Filter the entries and keep only the lines where the string "厚护坡面层" appears.
··· EXERCISE INPUTS
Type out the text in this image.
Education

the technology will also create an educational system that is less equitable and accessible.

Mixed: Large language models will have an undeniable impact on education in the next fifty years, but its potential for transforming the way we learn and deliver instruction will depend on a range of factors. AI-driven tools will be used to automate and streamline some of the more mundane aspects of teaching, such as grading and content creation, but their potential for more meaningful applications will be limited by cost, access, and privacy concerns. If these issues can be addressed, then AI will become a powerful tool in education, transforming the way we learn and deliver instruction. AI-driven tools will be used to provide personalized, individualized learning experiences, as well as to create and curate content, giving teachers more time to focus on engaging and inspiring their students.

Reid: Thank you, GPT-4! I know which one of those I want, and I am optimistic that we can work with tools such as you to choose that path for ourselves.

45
······
··· EXERCISE INPUTS
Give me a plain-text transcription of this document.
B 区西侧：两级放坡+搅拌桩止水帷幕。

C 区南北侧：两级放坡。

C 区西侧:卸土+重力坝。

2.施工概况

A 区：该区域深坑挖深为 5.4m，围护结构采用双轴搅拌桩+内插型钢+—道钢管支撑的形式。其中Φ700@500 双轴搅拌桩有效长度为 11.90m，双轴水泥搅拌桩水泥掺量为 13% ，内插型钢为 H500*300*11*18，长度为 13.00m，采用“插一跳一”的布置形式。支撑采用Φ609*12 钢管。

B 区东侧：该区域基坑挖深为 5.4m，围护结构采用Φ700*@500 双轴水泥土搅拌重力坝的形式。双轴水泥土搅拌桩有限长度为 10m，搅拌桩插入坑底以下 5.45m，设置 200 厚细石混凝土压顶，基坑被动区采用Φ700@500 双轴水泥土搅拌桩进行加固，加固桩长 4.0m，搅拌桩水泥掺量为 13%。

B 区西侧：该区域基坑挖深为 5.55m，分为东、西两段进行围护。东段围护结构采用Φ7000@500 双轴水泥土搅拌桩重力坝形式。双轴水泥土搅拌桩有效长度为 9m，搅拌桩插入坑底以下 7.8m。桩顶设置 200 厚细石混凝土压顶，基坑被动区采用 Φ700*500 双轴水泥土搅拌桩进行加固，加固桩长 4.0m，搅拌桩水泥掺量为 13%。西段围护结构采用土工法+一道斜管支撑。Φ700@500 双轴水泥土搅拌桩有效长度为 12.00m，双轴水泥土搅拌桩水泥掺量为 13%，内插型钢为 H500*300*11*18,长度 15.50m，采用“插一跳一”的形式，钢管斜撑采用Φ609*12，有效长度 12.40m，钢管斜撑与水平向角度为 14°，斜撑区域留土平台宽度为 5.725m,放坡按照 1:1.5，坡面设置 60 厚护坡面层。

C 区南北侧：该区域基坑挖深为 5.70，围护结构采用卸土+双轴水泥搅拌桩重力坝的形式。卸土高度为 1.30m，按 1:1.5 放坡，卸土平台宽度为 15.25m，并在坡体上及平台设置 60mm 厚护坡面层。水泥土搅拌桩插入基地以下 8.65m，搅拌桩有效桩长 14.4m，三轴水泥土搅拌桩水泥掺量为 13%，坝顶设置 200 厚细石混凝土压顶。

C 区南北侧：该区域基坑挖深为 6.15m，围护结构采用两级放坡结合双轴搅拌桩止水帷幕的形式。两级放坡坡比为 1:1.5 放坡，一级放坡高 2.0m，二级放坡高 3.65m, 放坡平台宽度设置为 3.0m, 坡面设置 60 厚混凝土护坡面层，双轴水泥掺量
······
··· EXERCISE INPUTS
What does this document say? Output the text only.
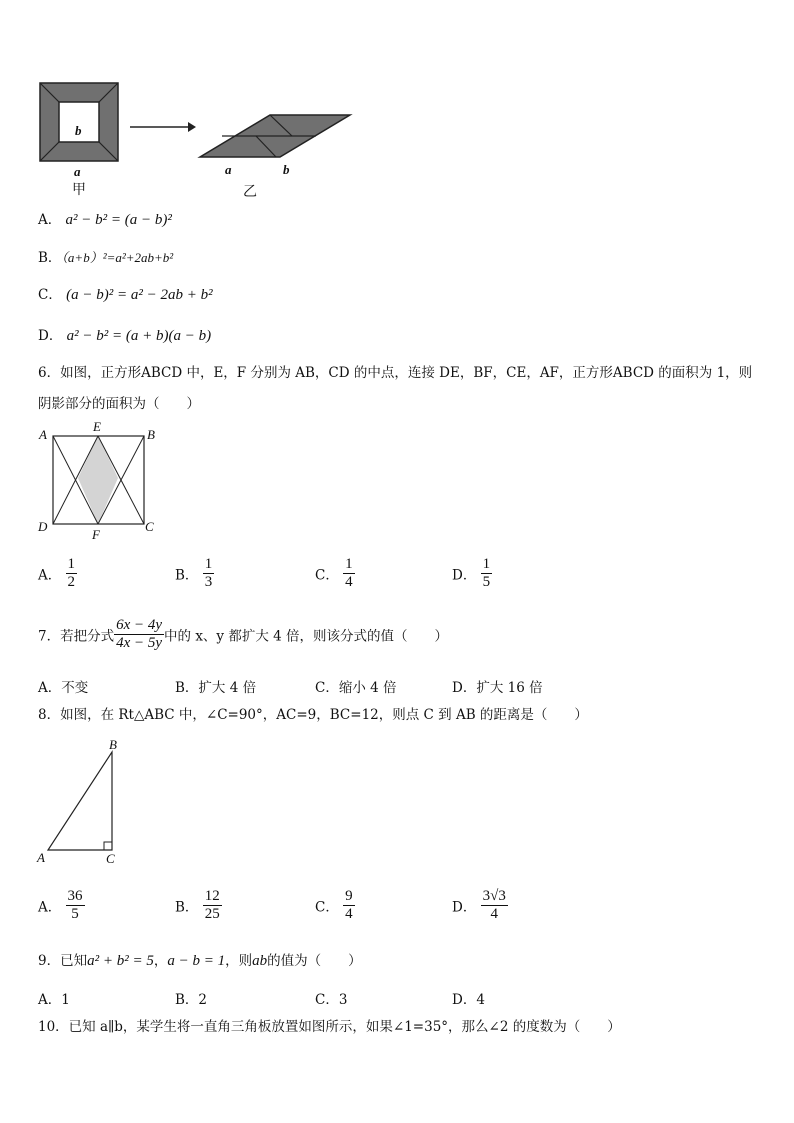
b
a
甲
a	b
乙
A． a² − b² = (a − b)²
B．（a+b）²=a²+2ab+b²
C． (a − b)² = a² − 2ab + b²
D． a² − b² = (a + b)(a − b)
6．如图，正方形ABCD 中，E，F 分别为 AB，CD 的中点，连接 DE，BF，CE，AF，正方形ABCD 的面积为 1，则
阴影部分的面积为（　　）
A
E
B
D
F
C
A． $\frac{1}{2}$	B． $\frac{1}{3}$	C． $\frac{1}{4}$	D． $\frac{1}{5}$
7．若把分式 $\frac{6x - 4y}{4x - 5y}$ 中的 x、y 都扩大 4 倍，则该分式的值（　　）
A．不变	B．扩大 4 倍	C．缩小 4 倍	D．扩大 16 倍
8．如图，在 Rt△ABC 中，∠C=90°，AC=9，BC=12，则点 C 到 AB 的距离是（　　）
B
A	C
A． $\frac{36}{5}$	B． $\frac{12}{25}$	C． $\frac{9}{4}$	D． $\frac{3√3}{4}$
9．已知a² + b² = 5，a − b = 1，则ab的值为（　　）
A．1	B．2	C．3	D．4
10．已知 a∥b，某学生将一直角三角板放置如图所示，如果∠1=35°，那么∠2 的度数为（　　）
······
> [ANSWER TO THIS TASK]
B 区西侧：该区域基坑挖深为 5.55m，分为东、西两段进行围护。东段围护结构采用Φ7000@500 双轴水泥土搅拌桩重力坝形式。双轴水泥土搅拌桩有效长度为 9m，搅拌桩插入坑底以下 7.8m。桩顶设置 200 厚细石混凝土压顶，基坑被动区采用 Φ700*500 双轴水泥土搅拌桩进行加固，加固桩长 4.0m，搅拌桩水泥掺量为 13%。西段围护结构采用土工法+一道斜管支撑。Φ700@500 双轴水泥土搅拌桩有效长度为 12.00m，双轴水泥土搅拌桩水泥掺量为 13%，内插型钢为 H500*300*11*18,长度 15.50m，采用“插一跳一”的形式，钢管斜撑采用Φ609*12，有效长度 12.40m，钢管斜撑与水平向角度为 14°，斜撑区域留土平台宽度为 5.725m,放坡按照 1:1.5，坡面设置 60 厚护坡面层。
C 区南北侧：该区域基坑挖深为 5.70，围护结构采用卸土+双轴水泥搅拌桩重力坝的形式。卸土高度为 1.30m，按 1:1.5 放坡，卸土平台宽度为 15.25m，并在坡体上及平台设置 60mm 厚护坡面层。水泥土搅拌桩插入基地以下 8.65m，搅拌桩有效桩长 14.4m，三轴水泥土搅拌桩水泥掺量为 13%，坝顶设置 200 厚细石混凝土压顶。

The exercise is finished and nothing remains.